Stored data
━━━━━━━━

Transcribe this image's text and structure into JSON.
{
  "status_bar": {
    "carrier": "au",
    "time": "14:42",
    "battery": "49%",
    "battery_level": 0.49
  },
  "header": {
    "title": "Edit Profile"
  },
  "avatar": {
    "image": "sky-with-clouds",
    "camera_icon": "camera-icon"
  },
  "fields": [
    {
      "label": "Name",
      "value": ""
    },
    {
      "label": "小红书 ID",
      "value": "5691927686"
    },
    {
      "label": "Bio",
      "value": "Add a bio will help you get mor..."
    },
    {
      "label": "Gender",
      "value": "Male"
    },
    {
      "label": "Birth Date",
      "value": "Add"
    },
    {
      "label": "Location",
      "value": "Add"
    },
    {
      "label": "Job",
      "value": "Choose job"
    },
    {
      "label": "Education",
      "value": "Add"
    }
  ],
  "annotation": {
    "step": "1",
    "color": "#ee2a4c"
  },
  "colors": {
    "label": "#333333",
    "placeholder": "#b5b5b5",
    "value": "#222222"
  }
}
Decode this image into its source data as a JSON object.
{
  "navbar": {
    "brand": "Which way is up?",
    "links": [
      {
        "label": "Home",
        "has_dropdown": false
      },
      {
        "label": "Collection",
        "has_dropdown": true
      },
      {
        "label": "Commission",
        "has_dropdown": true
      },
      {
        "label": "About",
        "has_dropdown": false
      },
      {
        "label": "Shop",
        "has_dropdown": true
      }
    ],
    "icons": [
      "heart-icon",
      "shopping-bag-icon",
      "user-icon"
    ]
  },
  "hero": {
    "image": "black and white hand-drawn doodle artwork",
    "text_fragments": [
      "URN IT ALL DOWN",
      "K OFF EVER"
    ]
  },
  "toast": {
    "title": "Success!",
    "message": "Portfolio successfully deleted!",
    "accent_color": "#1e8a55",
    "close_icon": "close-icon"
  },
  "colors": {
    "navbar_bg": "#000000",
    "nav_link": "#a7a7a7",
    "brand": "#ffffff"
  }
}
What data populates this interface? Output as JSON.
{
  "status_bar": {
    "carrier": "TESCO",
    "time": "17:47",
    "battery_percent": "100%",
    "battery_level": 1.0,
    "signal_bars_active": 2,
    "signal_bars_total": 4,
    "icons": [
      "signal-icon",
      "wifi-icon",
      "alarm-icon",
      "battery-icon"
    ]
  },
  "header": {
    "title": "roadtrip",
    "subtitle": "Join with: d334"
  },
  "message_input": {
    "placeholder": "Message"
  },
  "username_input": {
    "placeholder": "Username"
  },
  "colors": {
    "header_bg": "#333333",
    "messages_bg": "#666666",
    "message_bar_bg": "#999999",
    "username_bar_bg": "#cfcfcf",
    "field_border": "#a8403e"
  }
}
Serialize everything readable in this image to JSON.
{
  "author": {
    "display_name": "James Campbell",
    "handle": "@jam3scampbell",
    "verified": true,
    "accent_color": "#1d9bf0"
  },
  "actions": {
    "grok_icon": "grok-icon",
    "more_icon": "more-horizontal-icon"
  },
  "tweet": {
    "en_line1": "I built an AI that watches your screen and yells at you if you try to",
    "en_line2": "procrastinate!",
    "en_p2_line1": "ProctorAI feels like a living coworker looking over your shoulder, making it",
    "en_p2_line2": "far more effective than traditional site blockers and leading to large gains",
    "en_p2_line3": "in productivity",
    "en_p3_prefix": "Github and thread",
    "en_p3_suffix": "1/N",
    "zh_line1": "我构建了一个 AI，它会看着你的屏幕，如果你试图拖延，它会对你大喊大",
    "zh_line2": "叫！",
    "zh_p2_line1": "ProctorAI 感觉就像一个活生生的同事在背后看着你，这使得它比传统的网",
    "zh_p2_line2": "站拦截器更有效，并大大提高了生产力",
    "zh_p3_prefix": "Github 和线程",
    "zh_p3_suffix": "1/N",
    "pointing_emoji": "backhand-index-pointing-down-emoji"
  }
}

━━━━━━━━

**What this task involves**
Restate the listing above word for word.

**Answer for the task**
Transcribe this image's text and structure into JSON.
{
  "status_bar": {
    "carrier": "au",
    "time": "14:42",
    "battery": "49%",
    "battery_level": 0.49
  },
  "header": {
    "title": "Edit Profile"
  },
  "avatar": {
    "image": "sky-with-clouds",
    "camera_icon": "camera-icon"
  },
  "fields": [
    {
      "label": "Name",
      "value": ""
    },
    {
      "label": "小红书 ID",
      "value": "5691927686"
    },
    {
      "label": "Bio",
      "value": "Add a bio will help you get mor..."
    },
    {
      "label": "Gender",
      "value": "Male"
    },
    {
      "label": "Birth Date",
      "value": "Add"
    },
    {
      "label": "Location",
      "value": "Add"
    },
    {
      "label": "Job",
      "value": "Choose job"
    },
    {
      "label": "Education",
      "value": "Add"
    }
  ],
  "annotation": {
    "step": "1",
    "color": "#ee2a4c"
  },
  "colors": {
    "label": "#333333",
    "placeholder": "#b5b5b5",
    "value": "#222222"
  }
}
Decode this image into its source data as a JSON object.
{
  "navbar": {
    "brand": "Which way is up?",
    "links": [
      {
        "label": "Home",
        "has_dropdown": false
      },
      {
        "label": "Collection",
        "has_dropdown": true
      },
      {
        "label": "Commission",
        "has_dropdown": true
      },
      {
        "label": "About",
        "has_dropdown": false
      },
      {
        "label": "Shop",
        "has_dropdown": true
      }
    ],
    "icons": [
      "heart-icon",
      "shopping-bag-icon",
      "user-icon"
    ]
  },
  "hero": {
    "image": "black and white hand-drawn doodle artwork",
    "text_fragments": [
      "URN IT ALL DOWN",
      "K OFF EVER"
    ]
  },
  "toast": {
    "title": "Success!",
    "message": "Portfolio successfully deleted!",
    "accent_color": "#1e8a55",
    "close_icon": "close-icon"
  },
  "colors": {
    "navbar_bg": "#000000",
    "nav_link": "#a7a7a7",
    "brand": "#ffffff"
  }
}
What data populates this interface? Output as JSON.
{
  "status_bar": {
    "carrier": "TESCO",
    "time": "17:47",
    "battery_percent": "100%",
    "battery_level": 1.0,
    "signal_bars_active": 2,
    "signal_bars_total": 4,
    "icons": [
      "signal-icon",
      "wifi-icon",
      "alarm-icon",
      "battery-icon"
    ]
  },
  "header": {
    "title": "roadtrip",
    "subtitle": "Join with: d334"
  },
  "message_input": {
    "placeholder": "Message"
  },
  "username_input": {
    "placeholder": "Username"
  },
  "colors": {
    "header_bg": "#333333",
    "messages_bg": "#666666",
    "message_bar_bg": "#999999",
    "username_bar_bg": "#cfcfcf",
    "field_border": "#a8403e"
  }
}
Serialize everything readable in this image to JSON.
{
  "author": {
    "display_name": "James Campbell",
    "handle": "@jam3scampbell",
    "verified": true,
    "accent_color": "#1d9bf0"
  },
  "actions": {
    "grok_icon": "grok-icon",
    "more_icon": "more-horizontal-icon"
  },
  "tweet": {
    "en_line1": "I built an AI that watches your screen and yells at you if you try to",
    "en_line2": "procrastinate!",
    "en_p2_line1": "ProctorAI feels like a living coworker looking over your shoulder, making it",
    "en_p2_line2": "far more effective than traditional site blockers and leading to large gains",
    "en_p2_line3": "in productivity",
    "en_p3_prefix": "Github and thread",
    "en_p3_suffix": "1/N",
    "zh_line1": "我构建了一个 AI，它会看着你的屏幕，如果你试图拖延，它会对你大喊大",
    "zh_line2": "叫！",
    "zh_p2_line1": "ProctorAI 感觉就像一个活生生的同事在背后看着你，这使得它比传统的网",
    "zh_p2_line2": "站拦截器更有效，并大大提高了生产力",
    "zh_p3_prefix": "Github 和线程",
    "zh_p3_suffix": "1/N",
    "pointing_emoji": "backhand-index-pointing-down-emoji"
  }
}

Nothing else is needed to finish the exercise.